## begin DATASET RECORDS

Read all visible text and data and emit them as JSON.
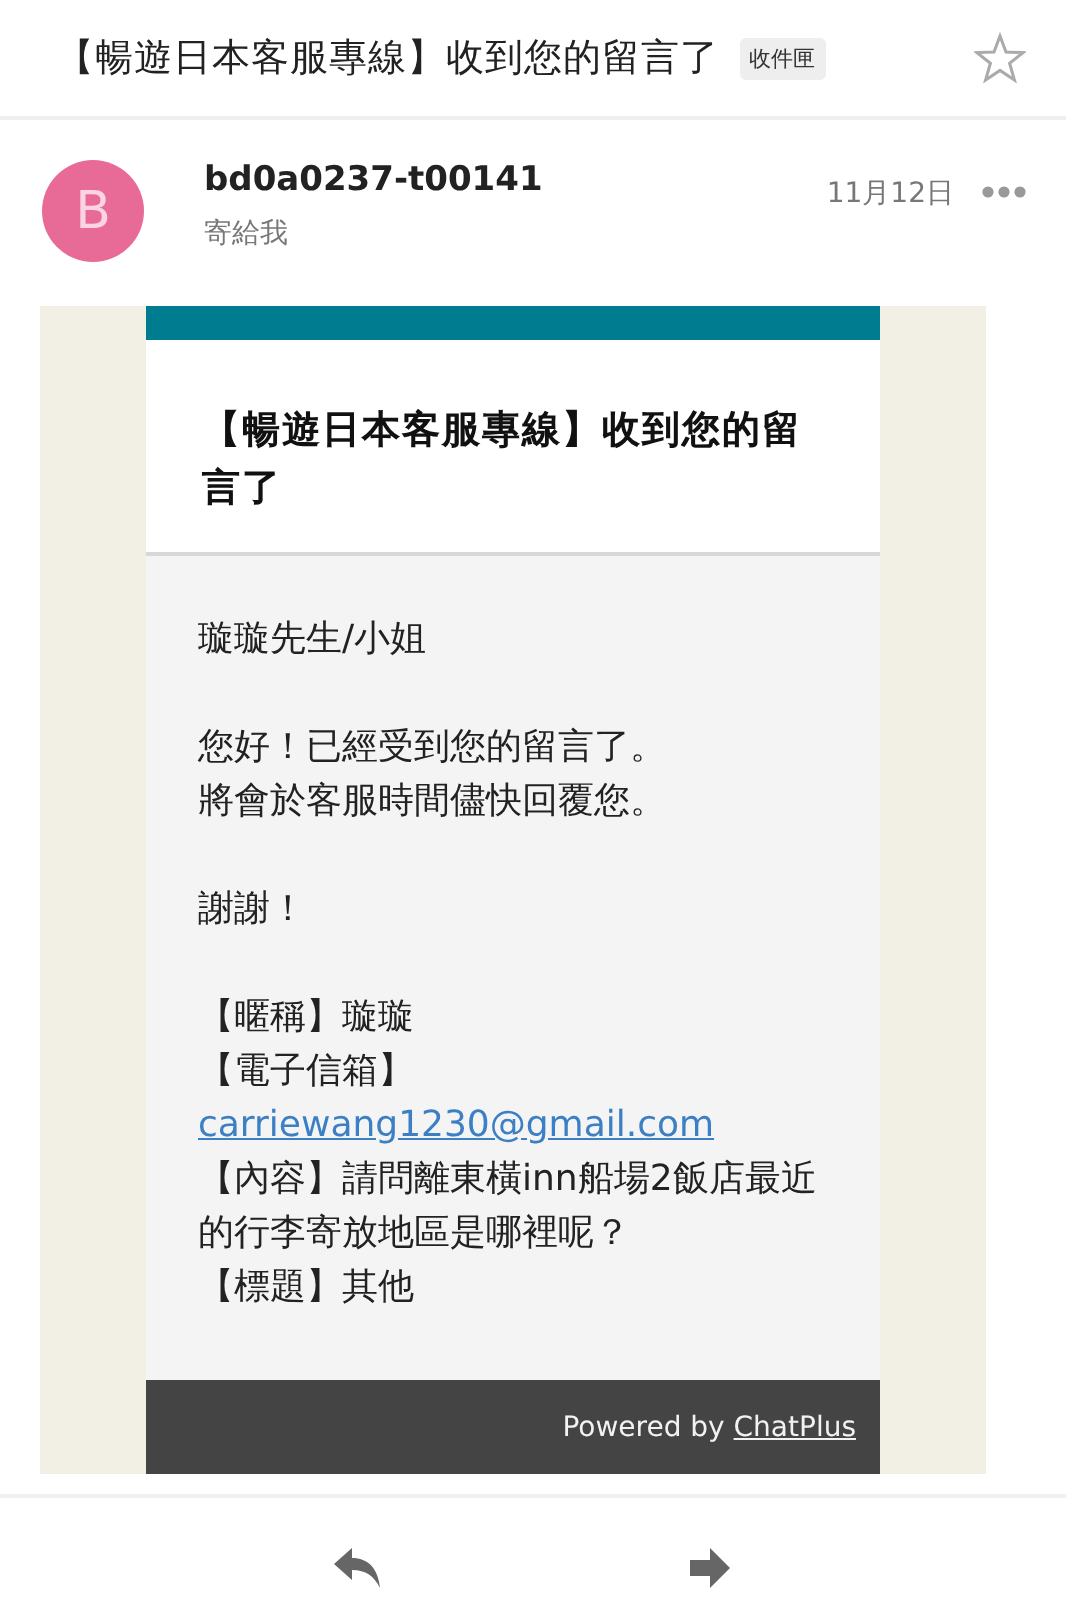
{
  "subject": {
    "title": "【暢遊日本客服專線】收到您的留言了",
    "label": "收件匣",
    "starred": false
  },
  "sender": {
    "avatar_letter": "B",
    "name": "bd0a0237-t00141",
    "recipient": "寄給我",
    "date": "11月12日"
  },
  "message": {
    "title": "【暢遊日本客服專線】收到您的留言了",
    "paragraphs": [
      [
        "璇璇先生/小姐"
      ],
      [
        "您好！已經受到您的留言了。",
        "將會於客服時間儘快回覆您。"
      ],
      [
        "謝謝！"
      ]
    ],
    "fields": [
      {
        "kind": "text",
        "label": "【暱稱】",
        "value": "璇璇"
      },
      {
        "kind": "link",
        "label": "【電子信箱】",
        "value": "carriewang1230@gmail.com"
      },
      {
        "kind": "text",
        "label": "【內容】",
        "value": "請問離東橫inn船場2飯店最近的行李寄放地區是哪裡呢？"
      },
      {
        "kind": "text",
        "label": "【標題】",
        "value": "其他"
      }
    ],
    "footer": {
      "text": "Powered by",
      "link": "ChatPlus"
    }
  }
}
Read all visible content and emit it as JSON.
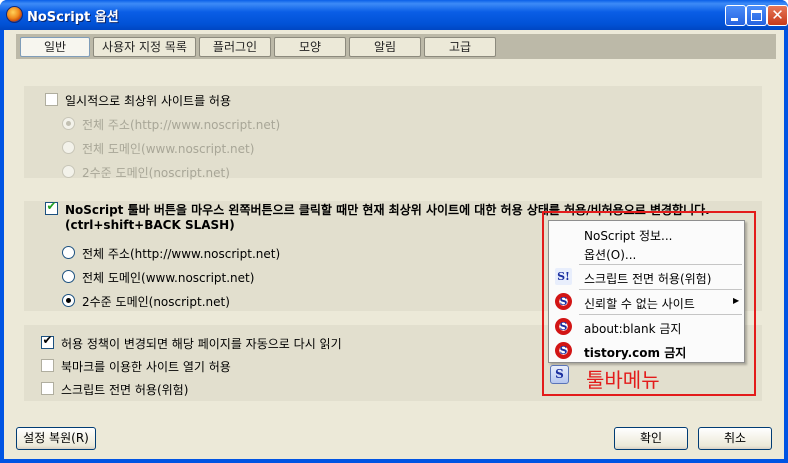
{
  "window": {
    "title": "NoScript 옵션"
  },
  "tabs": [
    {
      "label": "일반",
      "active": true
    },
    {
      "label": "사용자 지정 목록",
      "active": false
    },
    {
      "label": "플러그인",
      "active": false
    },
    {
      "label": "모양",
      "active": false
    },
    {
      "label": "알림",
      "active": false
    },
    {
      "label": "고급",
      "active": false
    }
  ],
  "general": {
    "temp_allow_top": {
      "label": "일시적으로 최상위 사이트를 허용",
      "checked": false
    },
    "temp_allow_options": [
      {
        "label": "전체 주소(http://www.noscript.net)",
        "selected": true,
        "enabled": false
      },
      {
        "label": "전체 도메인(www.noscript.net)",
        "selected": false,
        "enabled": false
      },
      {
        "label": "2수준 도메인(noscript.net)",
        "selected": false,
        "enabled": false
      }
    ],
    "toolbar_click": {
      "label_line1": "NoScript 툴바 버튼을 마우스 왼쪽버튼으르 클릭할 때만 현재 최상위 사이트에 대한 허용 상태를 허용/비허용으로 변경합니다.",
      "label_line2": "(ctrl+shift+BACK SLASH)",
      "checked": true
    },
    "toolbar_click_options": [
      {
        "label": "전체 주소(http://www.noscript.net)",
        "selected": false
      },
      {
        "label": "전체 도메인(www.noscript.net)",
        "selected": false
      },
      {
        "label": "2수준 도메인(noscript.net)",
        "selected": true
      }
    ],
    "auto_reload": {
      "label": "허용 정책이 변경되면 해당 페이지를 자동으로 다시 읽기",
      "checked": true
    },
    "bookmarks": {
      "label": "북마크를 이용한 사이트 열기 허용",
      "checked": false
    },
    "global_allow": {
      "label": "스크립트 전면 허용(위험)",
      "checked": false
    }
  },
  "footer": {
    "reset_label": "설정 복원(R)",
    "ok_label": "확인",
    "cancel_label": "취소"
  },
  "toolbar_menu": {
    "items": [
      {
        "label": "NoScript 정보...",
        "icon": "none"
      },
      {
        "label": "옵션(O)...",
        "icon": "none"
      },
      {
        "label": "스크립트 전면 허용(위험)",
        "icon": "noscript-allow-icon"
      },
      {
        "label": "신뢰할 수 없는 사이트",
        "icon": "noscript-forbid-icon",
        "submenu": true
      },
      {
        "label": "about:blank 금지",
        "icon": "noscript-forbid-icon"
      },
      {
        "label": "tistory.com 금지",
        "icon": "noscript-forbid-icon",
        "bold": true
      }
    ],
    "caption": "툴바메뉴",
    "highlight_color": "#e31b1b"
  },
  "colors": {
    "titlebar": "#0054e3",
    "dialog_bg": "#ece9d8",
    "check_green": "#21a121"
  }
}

## end DATASET RECORDS
## begin DATASET RECORDS

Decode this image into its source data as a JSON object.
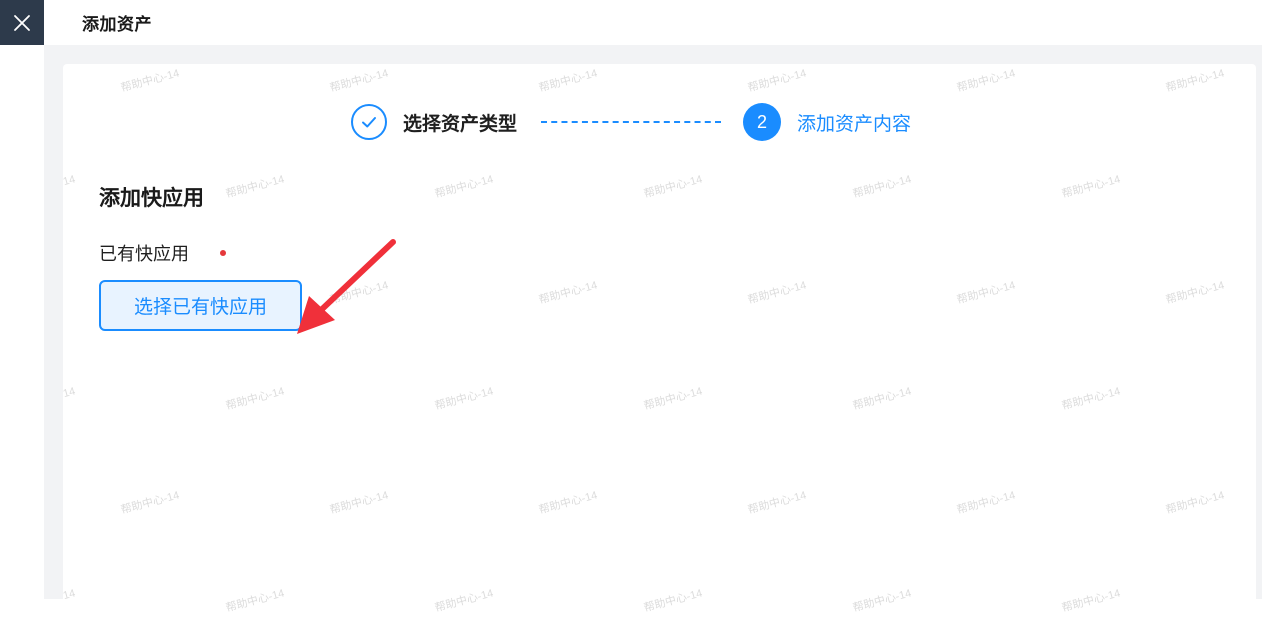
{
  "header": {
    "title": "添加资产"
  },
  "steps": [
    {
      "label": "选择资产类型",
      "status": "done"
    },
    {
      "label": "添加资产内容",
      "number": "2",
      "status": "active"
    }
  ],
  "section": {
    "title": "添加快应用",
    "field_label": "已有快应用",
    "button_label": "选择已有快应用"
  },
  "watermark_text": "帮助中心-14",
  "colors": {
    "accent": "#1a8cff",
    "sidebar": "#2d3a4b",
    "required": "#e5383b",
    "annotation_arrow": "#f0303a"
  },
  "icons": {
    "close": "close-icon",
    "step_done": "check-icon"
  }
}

## end DATASET RECORDS

WORK TO DO: Tally the lines containing "스크립트". Provide the number without any other words.

SOLUTION FOR THIS TASK: 2